-- BEGIN Records supplied --

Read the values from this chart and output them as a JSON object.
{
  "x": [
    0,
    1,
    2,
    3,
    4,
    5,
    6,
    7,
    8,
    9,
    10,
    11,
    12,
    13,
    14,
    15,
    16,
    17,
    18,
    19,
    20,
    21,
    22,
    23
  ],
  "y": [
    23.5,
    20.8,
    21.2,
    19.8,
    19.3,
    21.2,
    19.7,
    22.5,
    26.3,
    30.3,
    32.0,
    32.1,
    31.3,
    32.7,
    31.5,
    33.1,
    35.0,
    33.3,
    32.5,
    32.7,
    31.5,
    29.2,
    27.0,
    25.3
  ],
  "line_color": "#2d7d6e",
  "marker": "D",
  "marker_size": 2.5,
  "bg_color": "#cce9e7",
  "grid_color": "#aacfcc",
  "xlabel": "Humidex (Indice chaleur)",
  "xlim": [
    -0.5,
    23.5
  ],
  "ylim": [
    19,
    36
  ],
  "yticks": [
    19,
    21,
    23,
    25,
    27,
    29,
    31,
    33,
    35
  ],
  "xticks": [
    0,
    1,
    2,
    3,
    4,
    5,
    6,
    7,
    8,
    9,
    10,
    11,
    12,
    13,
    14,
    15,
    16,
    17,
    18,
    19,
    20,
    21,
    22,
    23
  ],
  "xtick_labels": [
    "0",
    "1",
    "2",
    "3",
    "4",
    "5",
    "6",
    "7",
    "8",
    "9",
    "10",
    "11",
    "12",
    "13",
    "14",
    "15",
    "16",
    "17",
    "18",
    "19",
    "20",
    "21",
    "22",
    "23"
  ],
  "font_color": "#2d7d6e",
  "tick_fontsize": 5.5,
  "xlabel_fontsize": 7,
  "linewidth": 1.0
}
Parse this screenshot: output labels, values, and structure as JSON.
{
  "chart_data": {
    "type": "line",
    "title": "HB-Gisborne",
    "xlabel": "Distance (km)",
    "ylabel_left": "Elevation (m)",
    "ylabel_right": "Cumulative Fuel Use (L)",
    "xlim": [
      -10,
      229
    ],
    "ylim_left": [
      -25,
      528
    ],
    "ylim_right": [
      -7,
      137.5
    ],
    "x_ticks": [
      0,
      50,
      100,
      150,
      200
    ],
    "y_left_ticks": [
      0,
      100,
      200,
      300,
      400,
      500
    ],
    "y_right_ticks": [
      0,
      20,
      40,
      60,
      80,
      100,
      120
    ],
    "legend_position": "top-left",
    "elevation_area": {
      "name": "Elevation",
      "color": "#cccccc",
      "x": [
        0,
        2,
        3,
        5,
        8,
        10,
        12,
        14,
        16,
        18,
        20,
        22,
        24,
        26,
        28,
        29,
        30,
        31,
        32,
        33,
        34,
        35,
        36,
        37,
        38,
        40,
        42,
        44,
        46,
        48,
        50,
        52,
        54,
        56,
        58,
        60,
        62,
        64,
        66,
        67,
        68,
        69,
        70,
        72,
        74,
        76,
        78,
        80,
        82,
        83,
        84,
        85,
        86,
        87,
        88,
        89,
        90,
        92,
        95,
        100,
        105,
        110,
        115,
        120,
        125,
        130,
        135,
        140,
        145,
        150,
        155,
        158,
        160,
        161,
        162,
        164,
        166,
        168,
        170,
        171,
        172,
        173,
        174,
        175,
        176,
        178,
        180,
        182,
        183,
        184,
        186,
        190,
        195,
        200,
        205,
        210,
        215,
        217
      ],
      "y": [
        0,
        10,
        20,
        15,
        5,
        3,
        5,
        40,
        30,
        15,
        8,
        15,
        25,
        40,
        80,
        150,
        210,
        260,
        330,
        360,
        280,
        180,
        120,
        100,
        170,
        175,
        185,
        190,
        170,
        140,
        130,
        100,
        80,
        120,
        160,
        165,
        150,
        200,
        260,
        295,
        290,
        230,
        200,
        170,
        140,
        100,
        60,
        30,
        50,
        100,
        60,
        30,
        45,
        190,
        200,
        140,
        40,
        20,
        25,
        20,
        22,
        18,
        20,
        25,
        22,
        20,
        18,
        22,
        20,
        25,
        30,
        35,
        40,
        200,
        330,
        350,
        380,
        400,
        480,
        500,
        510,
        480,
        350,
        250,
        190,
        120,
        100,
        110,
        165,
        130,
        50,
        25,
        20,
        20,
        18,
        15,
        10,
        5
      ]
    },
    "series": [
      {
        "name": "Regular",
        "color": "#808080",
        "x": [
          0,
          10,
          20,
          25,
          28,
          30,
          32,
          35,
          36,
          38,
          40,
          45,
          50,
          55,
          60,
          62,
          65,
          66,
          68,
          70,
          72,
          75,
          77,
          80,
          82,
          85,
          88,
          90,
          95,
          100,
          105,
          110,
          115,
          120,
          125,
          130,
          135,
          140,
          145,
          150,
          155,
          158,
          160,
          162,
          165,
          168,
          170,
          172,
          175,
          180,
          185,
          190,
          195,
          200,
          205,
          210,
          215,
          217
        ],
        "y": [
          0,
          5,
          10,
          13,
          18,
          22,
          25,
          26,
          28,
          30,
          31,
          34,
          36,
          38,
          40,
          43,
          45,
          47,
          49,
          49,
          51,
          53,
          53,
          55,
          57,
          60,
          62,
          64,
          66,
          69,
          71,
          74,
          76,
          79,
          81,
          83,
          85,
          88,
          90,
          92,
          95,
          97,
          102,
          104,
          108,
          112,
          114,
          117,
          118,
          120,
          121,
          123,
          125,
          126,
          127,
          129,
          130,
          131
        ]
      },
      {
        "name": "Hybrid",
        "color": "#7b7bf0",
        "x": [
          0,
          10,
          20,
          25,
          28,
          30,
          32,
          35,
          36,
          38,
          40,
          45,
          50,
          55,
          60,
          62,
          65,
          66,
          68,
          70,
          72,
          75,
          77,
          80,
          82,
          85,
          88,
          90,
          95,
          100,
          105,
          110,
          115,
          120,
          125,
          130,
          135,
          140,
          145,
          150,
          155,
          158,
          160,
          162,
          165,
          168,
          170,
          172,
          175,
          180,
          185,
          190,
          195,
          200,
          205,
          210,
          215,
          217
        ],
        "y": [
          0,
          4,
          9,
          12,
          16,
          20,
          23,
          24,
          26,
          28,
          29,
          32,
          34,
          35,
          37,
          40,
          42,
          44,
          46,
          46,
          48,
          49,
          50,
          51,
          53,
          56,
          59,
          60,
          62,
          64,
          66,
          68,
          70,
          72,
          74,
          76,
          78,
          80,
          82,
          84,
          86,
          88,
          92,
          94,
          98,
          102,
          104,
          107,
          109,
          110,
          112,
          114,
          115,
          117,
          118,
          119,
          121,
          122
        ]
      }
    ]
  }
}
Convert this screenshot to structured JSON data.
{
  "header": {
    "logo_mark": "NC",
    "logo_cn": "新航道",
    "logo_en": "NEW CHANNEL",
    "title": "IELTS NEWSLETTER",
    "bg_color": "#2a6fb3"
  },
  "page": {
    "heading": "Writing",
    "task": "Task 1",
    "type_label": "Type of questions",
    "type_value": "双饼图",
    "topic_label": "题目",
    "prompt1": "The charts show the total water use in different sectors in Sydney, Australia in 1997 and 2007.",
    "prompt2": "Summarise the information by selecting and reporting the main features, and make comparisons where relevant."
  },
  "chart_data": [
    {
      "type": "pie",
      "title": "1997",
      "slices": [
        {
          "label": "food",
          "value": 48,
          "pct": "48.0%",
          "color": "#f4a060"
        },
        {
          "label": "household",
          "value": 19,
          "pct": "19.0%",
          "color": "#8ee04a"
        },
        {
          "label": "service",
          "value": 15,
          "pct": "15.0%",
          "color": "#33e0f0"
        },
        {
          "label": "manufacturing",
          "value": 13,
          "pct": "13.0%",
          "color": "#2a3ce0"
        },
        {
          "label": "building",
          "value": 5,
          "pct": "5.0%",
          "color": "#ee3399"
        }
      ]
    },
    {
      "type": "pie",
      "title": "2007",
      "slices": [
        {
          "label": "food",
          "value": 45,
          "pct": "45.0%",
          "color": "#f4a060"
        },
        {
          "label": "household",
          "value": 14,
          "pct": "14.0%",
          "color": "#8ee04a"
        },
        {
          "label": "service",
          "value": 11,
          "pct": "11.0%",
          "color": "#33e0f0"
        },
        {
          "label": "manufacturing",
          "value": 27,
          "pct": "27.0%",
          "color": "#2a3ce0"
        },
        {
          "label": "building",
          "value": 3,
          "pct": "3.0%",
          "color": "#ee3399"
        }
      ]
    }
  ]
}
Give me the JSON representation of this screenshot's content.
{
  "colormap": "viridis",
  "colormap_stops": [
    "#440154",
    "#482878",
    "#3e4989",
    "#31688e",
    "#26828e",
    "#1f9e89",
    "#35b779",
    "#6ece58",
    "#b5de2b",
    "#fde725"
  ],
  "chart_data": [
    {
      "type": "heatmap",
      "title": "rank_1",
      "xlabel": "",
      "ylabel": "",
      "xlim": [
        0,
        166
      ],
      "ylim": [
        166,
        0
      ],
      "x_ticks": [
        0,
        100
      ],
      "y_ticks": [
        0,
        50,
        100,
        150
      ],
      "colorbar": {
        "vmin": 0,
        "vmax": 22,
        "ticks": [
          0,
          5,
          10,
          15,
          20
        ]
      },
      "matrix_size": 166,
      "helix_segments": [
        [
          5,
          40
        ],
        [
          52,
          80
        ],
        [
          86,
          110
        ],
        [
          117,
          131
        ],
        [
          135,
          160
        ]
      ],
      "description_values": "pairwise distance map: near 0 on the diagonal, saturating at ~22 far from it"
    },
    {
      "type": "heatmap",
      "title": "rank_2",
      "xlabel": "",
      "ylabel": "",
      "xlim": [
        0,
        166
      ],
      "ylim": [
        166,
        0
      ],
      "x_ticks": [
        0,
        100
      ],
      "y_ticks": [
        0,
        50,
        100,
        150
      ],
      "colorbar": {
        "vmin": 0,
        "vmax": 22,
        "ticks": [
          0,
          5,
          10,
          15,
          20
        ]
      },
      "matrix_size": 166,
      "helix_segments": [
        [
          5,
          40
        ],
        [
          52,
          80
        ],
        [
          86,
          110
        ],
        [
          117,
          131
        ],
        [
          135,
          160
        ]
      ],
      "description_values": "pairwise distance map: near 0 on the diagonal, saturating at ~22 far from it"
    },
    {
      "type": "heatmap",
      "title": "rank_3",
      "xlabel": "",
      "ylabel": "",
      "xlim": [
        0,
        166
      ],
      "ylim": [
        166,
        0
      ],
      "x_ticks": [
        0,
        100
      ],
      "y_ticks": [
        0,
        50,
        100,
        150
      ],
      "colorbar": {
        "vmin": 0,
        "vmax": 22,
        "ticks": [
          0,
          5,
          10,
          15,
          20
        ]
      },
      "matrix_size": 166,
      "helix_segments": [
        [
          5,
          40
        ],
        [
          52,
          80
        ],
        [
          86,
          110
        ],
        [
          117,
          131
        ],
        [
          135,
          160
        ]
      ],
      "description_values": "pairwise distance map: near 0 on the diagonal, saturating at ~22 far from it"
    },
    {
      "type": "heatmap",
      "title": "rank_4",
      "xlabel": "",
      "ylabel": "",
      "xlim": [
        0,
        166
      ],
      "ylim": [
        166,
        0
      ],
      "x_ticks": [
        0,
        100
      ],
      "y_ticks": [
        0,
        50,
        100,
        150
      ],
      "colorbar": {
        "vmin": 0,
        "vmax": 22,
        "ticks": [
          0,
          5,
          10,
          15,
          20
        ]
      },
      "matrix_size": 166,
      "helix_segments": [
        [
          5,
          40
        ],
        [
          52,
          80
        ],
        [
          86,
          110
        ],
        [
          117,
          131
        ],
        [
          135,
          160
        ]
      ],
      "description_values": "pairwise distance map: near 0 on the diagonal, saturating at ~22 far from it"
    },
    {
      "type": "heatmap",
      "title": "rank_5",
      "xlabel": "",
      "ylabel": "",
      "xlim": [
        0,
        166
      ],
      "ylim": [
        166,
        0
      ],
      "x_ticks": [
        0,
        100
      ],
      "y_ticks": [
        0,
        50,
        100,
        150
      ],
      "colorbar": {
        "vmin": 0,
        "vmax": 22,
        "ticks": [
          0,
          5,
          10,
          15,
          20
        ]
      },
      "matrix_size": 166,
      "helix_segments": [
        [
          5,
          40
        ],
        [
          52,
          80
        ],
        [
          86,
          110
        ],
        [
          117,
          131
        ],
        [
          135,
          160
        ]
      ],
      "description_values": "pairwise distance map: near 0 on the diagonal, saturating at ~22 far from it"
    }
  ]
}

-- END Records supplied --

### Direction
Identify and copy the lines holding the word "screenshot".

### Response to the exercise
Parse this screenshot: output labels, values, and structure as JSON.
Convert this screenshot to structured JSON data.
Give me the JSON representation of this screenshot's content.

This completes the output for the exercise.